#### Record excerpts
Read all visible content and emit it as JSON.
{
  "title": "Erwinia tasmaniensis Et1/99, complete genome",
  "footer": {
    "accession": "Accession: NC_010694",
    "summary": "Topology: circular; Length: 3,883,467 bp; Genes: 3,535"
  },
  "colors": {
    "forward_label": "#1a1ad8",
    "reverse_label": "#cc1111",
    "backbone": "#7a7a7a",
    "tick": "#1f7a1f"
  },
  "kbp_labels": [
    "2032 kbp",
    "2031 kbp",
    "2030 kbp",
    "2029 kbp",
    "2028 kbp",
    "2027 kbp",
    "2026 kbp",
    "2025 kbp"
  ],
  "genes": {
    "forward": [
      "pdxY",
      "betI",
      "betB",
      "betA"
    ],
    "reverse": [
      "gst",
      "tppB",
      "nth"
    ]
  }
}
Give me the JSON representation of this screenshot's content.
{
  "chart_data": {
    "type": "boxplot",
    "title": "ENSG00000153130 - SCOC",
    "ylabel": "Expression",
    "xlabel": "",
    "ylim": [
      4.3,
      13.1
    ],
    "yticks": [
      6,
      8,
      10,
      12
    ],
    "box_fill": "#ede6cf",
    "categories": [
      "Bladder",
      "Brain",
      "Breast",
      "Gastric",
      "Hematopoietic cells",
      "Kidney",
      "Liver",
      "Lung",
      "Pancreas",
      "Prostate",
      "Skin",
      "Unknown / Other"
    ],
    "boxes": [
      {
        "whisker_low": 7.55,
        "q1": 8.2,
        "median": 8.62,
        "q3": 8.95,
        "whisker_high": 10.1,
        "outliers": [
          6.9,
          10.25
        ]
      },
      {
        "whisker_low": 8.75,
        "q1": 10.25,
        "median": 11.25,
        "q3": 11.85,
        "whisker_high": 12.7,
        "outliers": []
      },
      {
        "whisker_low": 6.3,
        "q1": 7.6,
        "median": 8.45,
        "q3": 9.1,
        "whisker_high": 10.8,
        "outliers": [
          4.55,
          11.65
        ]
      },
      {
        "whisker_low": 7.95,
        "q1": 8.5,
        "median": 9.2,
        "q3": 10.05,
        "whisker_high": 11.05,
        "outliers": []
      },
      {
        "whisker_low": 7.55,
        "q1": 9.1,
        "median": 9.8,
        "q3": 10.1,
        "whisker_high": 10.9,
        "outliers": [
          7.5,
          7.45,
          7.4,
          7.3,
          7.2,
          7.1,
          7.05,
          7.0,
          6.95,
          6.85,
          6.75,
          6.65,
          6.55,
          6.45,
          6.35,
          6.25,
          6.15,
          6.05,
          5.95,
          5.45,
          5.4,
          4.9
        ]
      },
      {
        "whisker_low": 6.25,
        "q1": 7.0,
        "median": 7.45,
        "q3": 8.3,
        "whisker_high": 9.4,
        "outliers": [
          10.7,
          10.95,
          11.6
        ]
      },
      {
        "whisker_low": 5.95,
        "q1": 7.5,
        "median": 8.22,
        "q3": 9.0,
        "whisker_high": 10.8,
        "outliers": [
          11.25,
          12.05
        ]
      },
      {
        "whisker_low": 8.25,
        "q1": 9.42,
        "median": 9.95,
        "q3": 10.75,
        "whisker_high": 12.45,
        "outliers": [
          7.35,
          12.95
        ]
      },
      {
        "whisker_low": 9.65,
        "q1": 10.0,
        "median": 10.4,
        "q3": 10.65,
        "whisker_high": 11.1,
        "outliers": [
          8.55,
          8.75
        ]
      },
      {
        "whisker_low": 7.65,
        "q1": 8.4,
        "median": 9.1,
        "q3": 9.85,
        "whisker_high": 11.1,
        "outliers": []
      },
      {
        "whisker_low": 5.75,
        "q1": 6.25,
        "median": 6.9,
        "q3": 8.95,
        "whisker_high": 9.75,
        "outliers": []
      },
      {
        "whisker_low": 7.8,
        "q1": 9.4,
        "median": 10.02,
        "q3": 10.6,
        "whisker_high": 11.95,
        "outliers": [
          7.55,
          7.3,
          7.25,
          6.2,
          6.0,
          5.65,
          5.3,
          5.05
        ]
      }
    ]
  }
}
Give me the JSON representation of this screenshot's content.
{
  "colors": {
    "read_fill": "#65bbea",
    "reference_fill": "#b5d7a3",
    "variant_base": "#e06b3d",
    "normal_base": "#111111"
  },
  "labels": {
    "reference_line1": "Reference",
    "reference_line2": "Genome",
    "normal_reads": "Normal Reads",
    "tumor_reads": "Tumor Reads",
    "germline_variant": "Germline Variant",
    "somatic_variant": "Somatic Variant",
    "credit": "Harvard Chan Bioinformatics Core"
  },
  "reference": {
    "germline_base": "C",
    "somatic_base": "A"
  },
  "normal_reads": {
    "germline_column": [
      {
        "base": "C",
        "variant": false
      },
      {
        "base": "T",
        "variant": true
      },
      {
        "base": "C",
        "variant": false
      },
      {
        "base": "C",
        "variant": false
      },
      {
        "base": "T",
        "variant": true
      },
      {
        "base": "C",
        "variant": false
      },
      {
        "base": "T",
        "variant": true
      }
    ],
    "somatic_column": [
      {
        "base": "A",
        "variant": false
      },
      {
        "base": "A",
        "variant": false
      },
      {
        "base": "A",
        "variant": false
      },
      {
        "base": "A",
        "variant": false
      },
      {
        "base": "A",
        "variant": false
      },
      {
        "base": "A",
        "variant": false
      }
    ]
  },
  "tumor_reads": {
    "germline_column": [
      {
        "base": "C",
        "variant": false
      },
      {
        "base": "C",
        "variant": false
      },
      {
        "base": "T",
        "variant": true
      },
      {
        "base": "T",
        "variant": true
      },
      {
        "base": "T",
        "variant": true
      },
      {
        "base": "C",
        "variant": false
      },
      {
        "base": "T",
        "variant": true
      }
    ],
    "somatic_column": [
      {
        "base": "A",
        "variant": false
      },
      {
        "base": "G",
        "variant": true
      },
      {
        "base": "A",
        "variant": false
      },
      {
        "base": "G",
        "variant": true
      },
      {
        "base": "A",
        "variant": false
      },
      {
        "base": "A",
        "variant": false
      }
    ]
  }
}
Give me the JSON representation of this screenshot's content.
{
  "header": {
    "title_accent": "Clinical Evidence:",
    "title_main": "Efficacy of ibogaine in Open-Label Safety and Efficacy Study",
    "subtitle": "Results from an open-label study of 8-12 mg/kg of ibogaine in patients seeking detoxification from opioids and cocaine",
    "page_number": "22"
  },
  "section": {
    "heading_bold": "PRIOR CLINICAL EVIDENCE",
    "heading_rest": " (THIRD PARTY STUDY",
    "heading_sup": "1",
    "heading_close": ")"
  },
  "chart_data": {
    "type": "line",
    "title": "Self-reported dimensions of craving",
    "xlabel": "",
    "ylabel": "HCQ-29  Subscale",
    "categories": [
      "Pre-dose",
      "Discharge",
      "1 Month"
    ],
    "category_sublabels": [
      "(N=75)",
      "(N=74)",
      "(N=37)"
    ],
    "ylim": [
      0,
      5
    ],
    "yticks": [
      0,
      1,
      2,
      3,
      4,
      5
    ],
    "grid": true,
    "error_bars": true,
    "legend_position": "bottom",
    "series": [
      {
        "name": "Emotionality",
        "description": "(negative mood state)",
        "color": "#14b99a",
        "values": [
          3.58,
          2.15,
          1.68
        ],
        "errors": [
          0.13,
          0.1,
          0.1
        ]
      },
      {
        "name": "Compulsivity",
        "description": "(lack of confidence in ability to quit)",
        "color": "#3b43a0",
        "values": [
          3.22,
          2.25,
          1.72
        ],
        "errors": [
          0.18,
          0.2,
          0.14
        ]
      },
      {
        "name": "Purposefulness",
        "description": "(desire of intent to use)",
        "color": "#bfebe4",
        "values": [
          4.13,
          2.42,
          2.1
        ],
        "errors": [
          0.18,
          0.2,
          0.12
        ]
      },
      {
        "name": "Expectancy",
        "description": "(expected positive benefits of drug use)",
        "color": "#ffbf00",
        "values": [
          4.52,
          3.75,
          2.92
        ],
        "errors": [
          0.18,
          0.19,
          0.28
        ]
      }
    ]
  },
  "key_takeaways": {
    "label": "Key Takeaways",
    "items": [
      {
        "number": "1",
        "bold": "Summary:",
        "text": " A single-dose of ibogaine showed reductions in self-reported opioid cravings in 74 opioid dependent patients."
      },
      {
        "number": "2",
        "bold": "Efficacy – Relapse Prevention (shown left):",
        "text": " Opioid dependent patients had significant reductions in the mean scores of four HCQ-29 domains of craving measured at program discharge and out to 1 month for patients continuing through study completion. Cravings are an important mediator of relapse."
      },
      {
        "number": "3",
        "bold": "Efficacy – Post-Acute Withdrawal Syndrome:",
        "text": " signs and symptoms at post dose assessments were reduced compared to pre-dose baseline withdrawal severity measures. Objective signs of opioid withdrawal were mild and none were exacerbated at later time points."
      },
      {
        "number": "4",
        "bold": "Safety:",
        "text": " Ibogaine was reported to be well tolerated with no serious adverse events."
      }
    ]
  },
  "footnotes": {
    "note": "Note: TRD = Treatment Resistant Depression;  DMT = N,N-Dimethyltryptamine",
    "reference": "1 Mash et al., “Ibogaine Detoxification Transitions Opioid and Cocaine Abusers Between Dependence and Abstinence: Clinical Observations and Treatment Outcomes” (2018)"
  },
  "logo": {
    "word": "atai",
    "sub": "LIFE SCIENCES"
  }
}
########
- [What the task asks]:
Which of the lines above hold the string "Safety"? Pick each of them out.

- [Solution below]:
    "title_main": "Efficacy of ibogaine in Open-Label Safety and Efficacy Study",
        "bold": "Safety:",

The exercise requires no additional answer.